Data provided:
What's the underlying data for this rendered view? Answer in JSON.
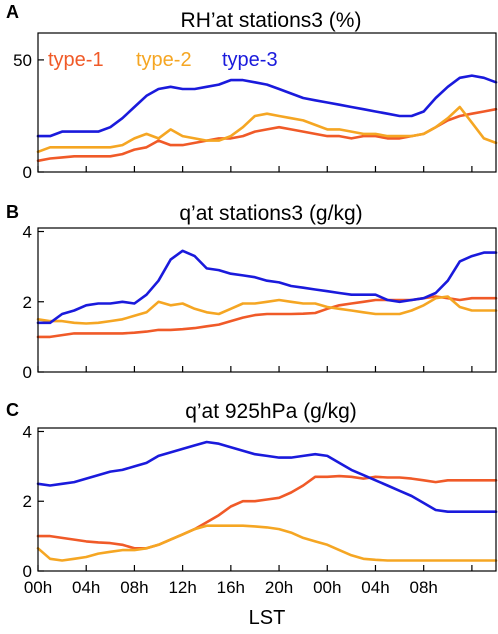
{
  "figure": {
    "x_label": "LST",
    "x_tick_labels": [
      "00h",
      "04h",
      "08h",
      "12h",
      "16h",
      "20h",
      "00h",
      "04h",
      "08h"
    ]
  },
  "legend": [
    {
      "name": "type-1",
      "color": "#f05a28"
    },
    {
      "name": "type-2",
      "color": "#f5a623"
    },
    {
      "name": "type-3",
      "color": "#1a1adc"
    }
  ],
  "chart_data": [
    {
      "type": "line",
      "panel": "A",
      "title": "RH’at stations3 (%)",
      "ylim": [
        0,
        62
      ],
      "yticks": [
        0,
        50
      ],
      "x": [
        0,
        1,
        2,
        3,
        4,
        5,
        6,
        7,
        8,
        9,
        10,
        11,
        12,
        13,
        14,
        15,
        16,
        17,
        18,
        19,
        20,
        21,
        22,
        23,
        24,
        25,
        26,
        27,
        28,
        29,
        30,
        31,
        32,
        33,
        34,
        35,
        36,
        37,
        38
      ],
      "series": [
        {
          "name": "type-1",
          "color": "#f05a28",
          "values": [
            5,
            6,
            6.5,
            7,
            7,
            7,
            7,
            8,
            10,
            11,
            14,
            12,
            12,
            13,
            14,
            15,
            15,
            16,
            18,
            19,
            20,
            19,
            18,
            17,
            16,
            16,
            15,
            16,
            16,
            15,
            15,
            16,
            17,
            20,
            23,
            25,
            26,
            27,
            28
          ]
        },
        {
          "name": "type-2",
          "color": "#f5a623",
          "values": [
            9,
            11,
            11,
            11,
            11,
            11,
            11,
            12,
            15,
            17,
            15,
            19,
            16,
            15,
            14,
            14,
            16,
            20,
            25,
            26,
            25,
            24,
            23,
            21,
            19,
            19,
            18,
            17,
            17,
            16,
            16,
            16,
            17,
            20,
            24,
            29,
            22,
            15,
            13
          ]
        },
        {
          "name": "type-3",
          "color": "#1a1adc",
          "values": [
            16,
            16,
            18,
            18,
            18,
            18,
            20,
            24,
            29,
            34,
            37,
            38,
            37,
            37,
            38,
            39,
            41,
            41,
            40,
            39,
            37,
            35,
            33,
            32,
            31,
            30,
            29,
            28,
            27,
            26,
            25,
            25,
            27,
            33,
            38,
            42,
            43,
            42,
            40
          ]
        }
      ]
    },
    {
      "type": "line",
      "panel": "B",
      "title": "q’at stations3 (g/kg)",
      "ylim": [
        0,
        4.1
      ],
      "yticks": [
        0,
        2,
        4
      ],
      "x": [
        0,
        1,
        2,
        3,
        4,
        5,
        6,
        7,
        8,
        9,
        10,
        11,
        12,
        13,
        14,
        15,
        16,
        17,
        18,
        19,
        20,
        21,
        22,
        23,
        24,
        25,
        26,
        27,
        28,
        29,
        30,
        31,
        32,
        33,
        34,
        35,
        36,
        37,
        38
      ],
      "series": [
        {
          "name": "type-1",
          "color": "#f05a28",
          "values": [
            1,
            1,
            1.05,
            1.1,
            1.1,
            1.1,
            1.1,
            1.1,
            1.12,
            1.15,
            1.2,
            1.2,
            1.22,
            1.25,
            1.3,
            1.35,
            1.45,
            1.55,
            1.62,
            1.65,
            1.65,
            1.65,
            1.66,
            1.68,
            1.8,
            1.9,
            1.95,
            2,
            2.05,
            2.05,
            2.05,
            2.05,
            2.1,
            2.15,
            2.1,
            2.05,
            2.1,
            2.1,
            2.1
          ]
        },
        {
          "name": "type-2",
          "color": "#f5a623",
          "values": [
            1.5,
            1.45,
            1.45,
            1.4,
            1.38,
            1.4,
            1.45,
            1.5,
            1.6,
            1.7,
            2,
            1.9,
            1.95,
            1.8,
            1.7,
            1.65,
            1.8,
            1.95,
            1.95,
            2,
            2.05,
            2,
            1.95,
            1.95,
            1.85,
            1.8,
            1.75,
            1.7,
            1.65,
            1.65,
            1.65,
            1.75,
            1.9,
            2.1,
            2.15,
            1.85,
            1.75,
            1.75,
            1.75
          ]
        },
        {
          "name": "type-3",
          "color": "#1a1adc",
          "values": [
            1.4,
            1.4,
            1.65,
            1.75,
            1.9,
            1.95,
            1.95,
            2,
            1.95,
            2.2,
            2.6,
            3.2,
            3.45,
            3.3,
            2.95,
            2.9,
            2.8,
            2.75,
            2.7,
            2.6,
            2.55,
            2.45,
            2.4,
            2.35,
            2.3,
            2.25,
            2.2,
            2.2,
            2.2,
            2.05,
            2,
            2.05,
            2.1,
            2.25,
            2.6,
            3.15,
            3.3,
            3.4,
            3.4
          ]
        }
      ]
    },
    {
      "type": "line",
      "panel": "C",
      "title": "q’at 925hPa (g/kg)",
      "ylim": [
        0,
        4.1
      ],
      "yticks": [
        0,
        2,
        4
      ],
      "x": [
        0,
        1,
        2,
        3,
        4,
        5,
        6,
        7,
        8,
        9,
        10,
        11,
        12,
        13,
        14,
        15,
        16,
        17,
        18,
        19,
        20,
        21,
        22,
        23,
        24,
        25,
        26,
        27,
        28,
        29,
        30,
        31,
        32,
        33,
        34,
        35,
        36,
        37,
        38
      ],
      "series": [
        {
          "name": "type-1",
          "color": "#f05a28",
          "values": [
            1,
            1,
            0.95,
            0.9,
            0.85,
            0.82,
            0.8,
            0.75,
            0.65,
            0.65,
            0.75,
            0.9,
            1.05,
            1.2,
            1.4,
            1.6,
            1.85,
            2,
            2,
            2.05,
            2.1,
            2.25,
            2.45,
            2.7,
            2.7,
            2.72,
            2.7,
            2.65,
            2.7,
            2.68,
            2.68,
            2.65,
            2.6,
            2.55,
            2.6,
            2.6,
            2.6,
            2.6,
            2.6
          ]
        },
        {
          "name": "type-2",
          "color": "#f5a623",
          "values": [
            0.65,
            0.35,
            0.3,
            0.35,
            0.4,
            0.5,
            0.55,
            0.6,
            0.6,
            0.65,
            0.75,
            0.9,
            1.05,
            1.2,
            1.3,
            1.3,
            1.3,
            1.3,
            1.28,
            1.25,
            1.2,
            1.1,
            0.95,
            0.85,
            0.75,
            0.6,
            0.45,
            0.35,
            0.32,
            0.3,
            0.3,
            0.3,
            0.3,
            0.3,
            0.3,
            0.3,
            0.3,
            0.3,
            0.3
          ]
        },
        {
          "name": "type-3",
          "color": "#1a1adc",
          "values": [
            2.5,
            2.45,
            2.5,
            2.55,
            2.65,
            2.75,
            2.85,
            2.9,
            3,
            3.1,
            3.3,
            3.4,
            3.5,
            3.6,
            3.7,
            3.65,
            3.55,
            3.45,
            3.35,
            3.3,
            3.25,
            3.25,
            3.3,
            3.35,
            3.3,
            3.1,
            2.9,
            2.75,
            2.6,
            2.45,
            2.3,
            2.15,
            1.95,
            1.75,
            1.7,
            1.7,
            1.7,
            1.7,
            1.7
          ]
        }
      ]
    }
  ]
}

The problem:
What is the number of lines in the data that hold the word "title"? Reply with that number and nothing else.

Response for this exercise:
3